▸ Exercise inputs
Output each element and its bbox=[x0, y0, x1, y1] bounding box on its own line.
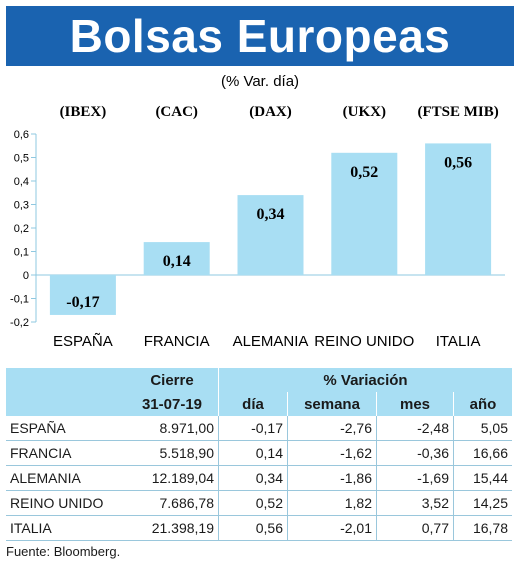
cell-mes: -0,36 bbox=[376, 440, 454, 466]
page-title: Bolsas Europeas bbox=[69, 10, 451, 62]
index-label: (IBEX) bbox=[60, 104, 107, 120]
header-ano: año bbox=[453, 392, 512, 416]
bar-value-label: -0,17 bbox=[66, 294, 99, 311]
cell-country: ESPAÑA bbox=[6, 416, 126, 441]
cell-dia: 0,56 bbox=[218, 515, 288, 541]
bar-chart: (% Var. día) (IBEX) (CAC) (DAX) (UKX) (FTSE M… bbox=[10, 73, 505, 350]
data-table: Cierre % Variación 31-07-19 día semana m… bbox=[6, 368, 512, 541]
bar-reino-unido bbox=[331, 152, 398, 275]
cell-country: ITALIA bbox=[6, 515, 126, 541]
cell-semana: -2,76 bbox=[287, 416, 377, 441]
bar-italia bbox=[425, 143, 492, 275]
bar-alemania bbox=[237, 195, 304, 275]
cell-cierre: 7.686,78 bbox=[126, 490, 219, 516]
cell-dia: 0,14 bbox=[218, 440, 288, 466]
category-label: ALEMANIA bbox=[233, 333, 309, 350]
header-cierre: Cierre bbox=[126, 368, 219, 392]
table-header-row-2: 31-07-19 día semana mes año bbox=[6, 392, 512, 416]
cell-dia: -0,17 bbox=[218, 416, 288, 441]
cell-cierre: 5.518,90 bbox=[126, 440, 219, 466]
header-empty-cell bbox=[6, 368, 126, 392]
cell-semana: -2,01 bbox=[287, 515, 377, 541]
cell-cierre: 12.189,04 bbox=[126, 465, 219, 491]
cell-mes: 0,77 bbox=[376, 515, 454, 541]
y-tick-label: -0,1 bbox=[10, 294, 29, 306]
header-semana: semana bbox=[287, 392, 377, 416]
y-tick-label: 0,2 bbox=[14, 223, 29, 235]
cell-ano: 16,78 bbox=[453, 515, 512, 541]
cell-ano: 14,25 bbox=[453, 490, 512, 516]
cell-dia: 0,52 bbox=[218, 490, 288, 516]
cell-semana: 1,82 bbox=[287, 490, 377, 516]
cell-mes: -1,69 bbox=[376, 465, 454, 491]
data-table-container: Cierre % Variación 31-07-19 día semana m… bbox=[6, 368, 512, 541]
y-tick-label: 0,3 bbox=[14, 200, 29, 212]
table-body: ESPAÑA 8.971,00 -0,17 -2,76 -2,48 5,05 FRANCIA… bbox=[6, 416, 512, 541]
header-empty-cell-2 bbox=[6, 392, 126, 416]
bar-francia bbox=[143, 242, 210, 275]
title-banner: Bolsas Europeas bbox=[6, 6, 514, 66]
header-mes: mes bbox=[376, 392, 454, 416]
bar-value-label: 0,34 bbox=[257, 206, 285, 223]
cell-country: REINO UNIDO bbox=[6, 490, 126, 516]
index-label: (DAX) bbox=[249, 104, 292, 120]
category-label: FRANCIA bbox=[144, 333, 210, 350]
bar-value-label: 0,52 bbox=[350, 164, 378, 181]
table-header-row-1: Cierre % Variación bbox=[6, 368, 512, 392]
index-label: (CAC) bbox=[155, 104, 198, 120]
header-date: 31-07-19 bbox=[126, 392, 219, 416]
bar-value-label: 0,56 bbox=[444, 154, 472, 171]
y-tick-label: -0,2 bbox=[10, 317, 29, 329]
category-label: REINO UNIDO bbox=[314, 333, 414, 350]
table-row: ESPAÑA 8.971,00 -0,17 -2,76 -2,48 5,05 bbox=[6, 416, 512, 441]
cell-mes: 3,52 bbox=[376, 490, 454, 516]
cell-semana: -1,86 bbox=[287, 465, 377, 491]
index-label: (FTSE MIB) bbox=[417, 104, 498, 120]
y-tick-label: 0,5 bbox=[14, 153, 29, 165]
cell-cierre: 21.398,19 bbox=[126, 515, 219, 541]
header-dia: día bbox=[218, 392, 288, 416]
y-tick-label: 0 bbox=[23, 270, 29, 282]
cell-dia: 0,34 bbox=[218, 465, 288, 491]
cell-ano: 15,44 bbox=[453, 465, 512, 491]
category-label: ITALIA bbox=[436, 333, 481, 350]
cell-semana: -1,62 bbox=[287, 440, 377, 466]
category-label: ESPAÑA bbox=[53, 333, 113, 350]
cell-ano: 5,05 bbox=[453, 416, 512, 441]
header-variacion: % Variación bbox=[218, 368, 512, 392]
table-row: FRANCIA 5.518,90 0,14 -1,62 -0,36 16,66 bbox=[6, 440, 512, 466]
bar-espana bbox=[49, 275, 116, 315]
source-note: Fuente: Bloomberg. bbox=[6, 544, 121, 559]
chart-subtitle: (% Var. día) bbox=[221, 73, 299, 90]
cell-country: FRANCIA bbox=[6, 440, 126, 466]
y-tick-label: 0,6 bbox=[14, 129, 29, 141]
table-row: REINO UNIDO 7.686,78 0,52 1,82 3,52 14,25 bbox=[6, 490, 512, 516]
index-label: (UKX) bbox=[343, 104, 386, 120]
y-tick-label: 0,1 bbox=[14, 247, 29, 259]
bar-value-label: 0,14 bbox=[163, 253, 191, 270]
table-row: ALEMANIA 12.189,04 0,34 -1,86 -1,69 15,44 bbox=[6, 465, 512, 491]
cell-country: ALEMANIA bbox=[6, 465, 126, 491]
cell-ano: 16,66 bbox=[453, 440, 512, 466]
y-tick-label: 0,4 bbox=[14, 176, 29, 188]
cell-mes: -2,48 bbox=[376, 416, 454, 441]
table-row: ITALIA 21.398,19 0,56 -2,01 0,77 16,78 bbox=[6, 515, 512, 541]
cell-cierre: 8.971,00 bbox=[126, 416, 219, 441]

▸ Short task
Can you print all of the lines above again, character for character, with the picture left out?

▸ Output
Output each element and its bbox=[x0, y0, x1, y1] bounding box on its own line.
cell-mes: -0,36 bbox=[376, 440, 454, 466]
page-title: Bolsas Europeas bbox=[69, 10, 451, 62]
index-label: (IBEX) bbox=[60, 104, 107, 120]
header-ano: año bbox=[453, 392, 512, 416]
bar-value-label: -0,17 bbox=[66, 294, 99, 311]
cell-country: ESPAÑA bbox=[6, 416, 126, 441]
cell-dia: 0,56 bbox=[218, 515, 288, 541]
bar-chart: (% Var. día) (IBEX) (CAC) (DAX) (UKX) (FTSE M… bbox=[10, 73, 505, 350]
data-table: Cierre % Variación 31-07-19 día semana m… bbox=[6, 368, 512, 541]
bar-reino-unido bbox=[331, 152, 398, 275]
cell-country: ITALIA bbox=[6, 515, 126, 541]
cell-semana: -2,76 bbox=[287, 416, 377, 441]
bar-italia bbox=[425, 143, 492, 275]
bar-alemania bbox=[237, 195, 304, 275]
cell-cierre: 7.686,78 bbox=[126, 490, 219, 516]
cell-dia: 0,14 bbox=[218, 440, 288, 466]
category-label: ALEMANIA bbox=[233, 333, 309, 350]
header-cierre: Cierre bbox=[126, 368, 219, 392]
table-header-row-2: 31-07-19 día semana mes año bbox=[6, 392, 512, 416]
cell-dia: -0,17 bbox=[218, 416, 288, 441]
cell-cierre: 5.518,90 bbox=[126, 440, 219, 466]
header-empty-cell bbox=[6, 368, 126, 392]
cell-semana: -2,01 bbox=[287, 515, 377, 541]
cell-cierre: 12.189,04 bbox=[126, 465, 219, 491]
cell-mes: 0,77 bbox=[376, 515, 454, 541]
y-tick-label: -0,1 bbox=[10, 294, 29, 306]
header-semana: semana bbox=[287, 392, 377, 416]
y-tick-label: 0,2 bbox=[14, 223, 29, 235]
cell-ano: 16,78 bbox=[453, 515, 512, 541]
cell-ano: 14,25 bbox=[453, 490, 512, 516]
cell-dia: 0,52 bbox=[218, 490, 288, 516]
cell-semana: 1,82 bbox=[287, 490, 377, 516]
cell-mes: -1,69 bbox=[376, 465, 454, 491]
data-table-container: Cierre % Variación 31-07-19 día semana m… bbox=[6, 368, 512, 541]
y-tick-label: 0,3 bbox=[14, 200, 29, 212]
table-body: ESPAÑA 8.971,00 -0,17 -2,76 -2,48 5,05 FRANCIA… bbox=[6, 416, 512, 541]
header-empty-cell-2 bbox=[6, 392, 126, 416]
bar-francia bbox=[143, 242, 210, 275]
title-banner: Bolsas Europeas bbox=[6, 6, 514, 66]
header-mes: mes bbox=[376, 392, 454, 416]
bar-value-label: 0,34 bbox=[257, 206, 285, 223]
cell-country: REINO UNIDO bbox=[6, 490, 126, 516]
index-label: (DAX) bbox=[249, 104, 292, 120]
category-label: FRANCIA bbox=[144, 333, 210, 350]
bar-value-label: 0,52 bbox=[350, 164, 378, 181]
table-header-row-1: Cierre % Variación bbox=[6, 368, 512, 392]
index-label: (CAC) bbox=[155, 104, 198, 120]
header-date: 31-07-19 bbox=[126, 392, 219, 416]
bar-value-label: 0,56 bbox=[444, 154, 472, 171]
y-tick-label: -0,2 bbox=[10, 317, 29, 329]
category-label: REINO UNIDO bbox=[314, 333, 414, 350]
table-row: ESPAÑA 8.971,00 -0,17 -2,76 -2,48 5,05 bbox=[6, 416, 512, 441]
cell-mes: 3,52 bbox=[376, 490, 454, 516]
cell-semana: -1,86 bbox=[287, 465, 377, 491]
index-label: (FTSE MIB) bbox=[417, 104, 498, 120]
y-tick-label: 0,5 bbox=[14, 153, 29, 165]
cell-cierre: 21.398,19 bbox=[126, 515, 219, 541]
header-dia: día bbox=[218, 392, 288, 416]
y-tick-label: 0 bbox=[23, 270, 29, 282]
cell-dia: 0,34 bbox=[218, 465, 288, 491]
cell-ano: 15,44 bbox=[453, 465, 512, 491]
category-label: ITALIA bbox=[436, 333, 481, 350]
cell-semana: -1,62 bbox=[287, 440, 377, 466]
category-label: ESPAÑA bbox=[53, 333, 113, 350]
cell-ano: 5,05 bbox=[453, 416, 512, 441]
header-variacion: % Variación bbox=[218, 368, 512, 392]
table-row: FRANCIA 5.518,90 0,14 -1,62 -0,36 16,66 bbox=[6, 440, 512, 466]
bar-espana bbox=[49, 275, 116, 315]
source-note: Fuente: Bloomberg. bbox=[6, 544, 121, 559]
chart-subtitle: (% Var. día) bbox=[221, 73, 299, 90]
cell-country: FRANCIA bbox=[6, 440, 126, 466]
y-tick-label: 0,6 bbox=[14, 129, 29, 141]
table-row: REINO UNIDO 7.686,78 0,52 1,82 3,52 14,25 bbox=[6, 490, 512, 516]
index-label: (UKX) bbox=[343, 104, 386, 120]
y-tick-label: 0,1 bbox=[14, 247, 29, 259]
bar-value-label: 0,14 bbox=[163, 253, 191, 270]
table-row: ALEMANIA 12.189,04 0,34 -1,86 -1,69 15,44 bbox=[6, 465, 512, 491]
cell-country: ALEMANIA bbox=[6, 465, 126, 491]
cell-ano: 16,66 bbox=[453, 440, 512, 466]
y-tick-label: 0,4 bbox=[14, 176, 29, 188]
cell-mes: -2,48 bbox=[376, 416, 454, 441]
table-row: ITALIA 21.398,19 0,56 -2,01 0,77 16,78 bbox=[6, 515, 512, 541]
cell-cierre: 8.971,00 bbox=[126, 416, 219, 441]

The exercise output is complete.